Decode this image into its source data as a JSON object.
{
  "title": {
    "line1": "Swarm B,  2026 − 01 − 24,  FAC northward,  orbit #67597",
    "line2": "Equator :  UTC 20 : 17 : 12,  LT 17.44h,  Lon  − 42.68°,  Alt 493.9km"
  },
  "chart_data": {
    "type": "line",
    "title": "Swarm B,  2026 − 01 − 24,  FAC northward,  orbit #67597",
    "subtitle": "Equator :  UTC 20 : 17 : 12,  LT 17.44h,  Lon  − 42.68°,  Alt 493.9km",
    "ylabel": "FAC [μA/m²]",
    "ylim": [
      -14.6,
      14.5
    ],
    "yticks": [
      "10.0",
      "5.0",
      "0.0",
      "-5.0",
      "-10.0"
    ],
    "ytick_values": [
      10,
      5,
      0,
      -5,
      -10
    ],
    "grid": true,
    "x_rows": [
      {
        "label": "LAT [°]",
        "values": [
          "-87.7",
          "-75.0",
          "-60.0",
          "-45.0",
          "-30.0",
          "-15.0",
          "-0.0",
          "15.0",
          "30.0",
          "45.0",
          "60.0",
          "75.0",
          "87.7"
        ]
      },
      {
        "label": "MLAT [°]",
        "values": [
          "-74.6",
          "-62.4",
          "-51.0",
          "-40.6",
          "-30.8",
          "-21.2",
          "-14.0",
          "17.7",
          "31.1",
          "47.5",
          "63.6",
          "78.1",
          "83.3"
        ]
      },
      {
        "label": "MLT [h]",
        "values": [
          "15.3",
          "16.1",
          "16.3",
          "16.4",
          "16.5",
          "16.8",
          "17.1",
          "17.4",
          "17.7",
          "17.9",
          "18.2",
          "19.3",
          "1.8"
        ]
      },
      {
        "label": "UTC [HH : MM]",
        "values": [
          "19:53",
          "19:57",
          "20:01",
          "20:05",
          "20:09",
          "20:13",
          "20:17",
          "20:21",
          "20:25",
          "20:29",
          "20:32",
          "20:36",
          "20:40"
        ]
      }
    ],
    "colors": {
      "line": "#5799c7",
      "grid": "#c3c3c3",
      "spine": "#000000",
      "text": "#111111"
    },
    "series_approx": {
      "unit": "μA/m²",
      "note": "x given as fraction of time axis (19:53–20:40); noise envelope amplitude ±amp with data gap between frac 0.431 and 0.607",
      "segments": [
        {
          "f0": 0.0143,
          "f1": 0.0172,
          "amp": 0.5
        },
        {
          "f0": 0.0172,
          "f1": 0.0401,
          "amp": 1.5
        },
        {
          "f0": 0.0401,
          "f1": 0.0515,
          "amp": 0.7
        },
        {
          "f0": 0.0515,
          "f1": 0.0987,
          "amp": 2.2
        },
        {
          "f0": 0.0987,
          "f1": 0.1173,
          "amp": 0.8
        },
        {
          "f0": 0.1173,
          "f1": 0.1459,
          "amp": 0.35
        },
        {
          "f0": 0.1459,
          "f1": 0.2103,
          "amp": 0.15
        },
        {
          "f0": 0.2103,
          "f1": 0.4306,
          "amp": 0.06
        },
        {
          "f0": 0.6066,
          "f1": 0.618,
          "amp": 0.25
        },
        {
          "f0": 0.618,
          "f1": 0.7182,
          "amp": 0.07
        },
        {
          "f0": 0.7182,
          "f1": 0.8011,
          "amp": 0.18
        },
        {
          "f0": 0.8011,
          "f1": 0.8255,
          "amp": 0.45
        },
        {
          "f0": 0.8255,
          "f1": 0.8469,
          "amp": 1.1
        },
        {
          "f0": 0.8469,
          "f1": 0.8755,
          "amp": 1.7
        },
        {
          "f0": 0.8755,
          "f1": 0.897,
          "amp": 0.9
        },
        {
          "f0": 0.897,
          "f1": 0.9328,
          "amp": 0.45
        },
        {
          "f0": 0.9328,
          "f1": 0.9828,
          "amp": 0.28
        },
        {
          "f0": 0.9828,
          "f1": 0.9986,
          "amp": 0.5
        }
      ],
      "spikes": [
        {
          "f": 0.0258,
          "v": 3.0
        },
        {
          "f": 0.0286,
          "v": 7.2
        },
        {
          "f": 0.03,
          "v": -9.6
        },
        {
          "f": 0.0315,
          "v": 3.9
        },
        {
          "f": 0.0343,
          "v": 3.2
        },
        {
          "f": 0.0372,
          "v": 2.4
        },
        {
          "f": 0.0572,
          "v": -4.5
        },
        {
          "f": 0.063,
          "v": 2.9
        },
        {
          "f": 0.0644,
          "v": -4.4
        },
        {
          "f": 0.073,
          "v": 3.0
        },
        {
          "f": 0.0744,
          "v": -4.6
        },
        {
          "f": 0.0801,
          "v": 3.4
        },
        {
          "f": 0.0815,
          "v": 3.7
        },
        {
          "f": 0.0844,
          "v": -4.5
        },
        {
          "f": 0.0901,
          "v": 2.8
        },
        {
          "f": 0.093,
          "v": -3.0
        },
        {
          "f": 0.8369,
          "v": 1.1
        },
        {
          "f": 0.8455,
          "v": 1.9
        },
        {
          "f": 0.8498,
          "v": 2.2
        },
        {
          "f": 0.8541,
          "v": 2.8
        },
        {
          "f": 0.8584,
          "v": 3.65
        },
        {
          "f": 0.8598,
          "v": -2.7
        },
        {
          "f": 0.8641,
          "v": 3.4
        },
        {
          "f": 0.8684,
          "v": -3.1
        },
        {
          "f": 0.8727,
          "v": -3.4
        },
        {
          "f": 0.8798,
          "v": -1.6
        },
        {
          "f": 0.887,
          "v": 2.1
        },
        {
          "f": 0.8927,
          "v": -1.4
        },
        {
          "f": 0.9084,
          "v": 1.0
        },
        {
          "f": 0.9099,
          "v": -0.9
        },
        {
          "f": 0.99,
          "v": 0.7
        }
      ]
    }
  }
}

▶ **INSTRUCTIONS TO FOLLOW**: Select the lines in this material that hold the word "Equator", leaving none out.

▶ **SOLUTION**:
    "line2": "Equator :  UTC 20 : 17 : 12,  LT 17.44h,  Lon  − 42.68°,  Alt 493.9km"
    "subtitle": "Equator :  UTC 20 : 17 : 12,  LT 17.44h,  Lon  − 42.68°,  Alt 493.9km",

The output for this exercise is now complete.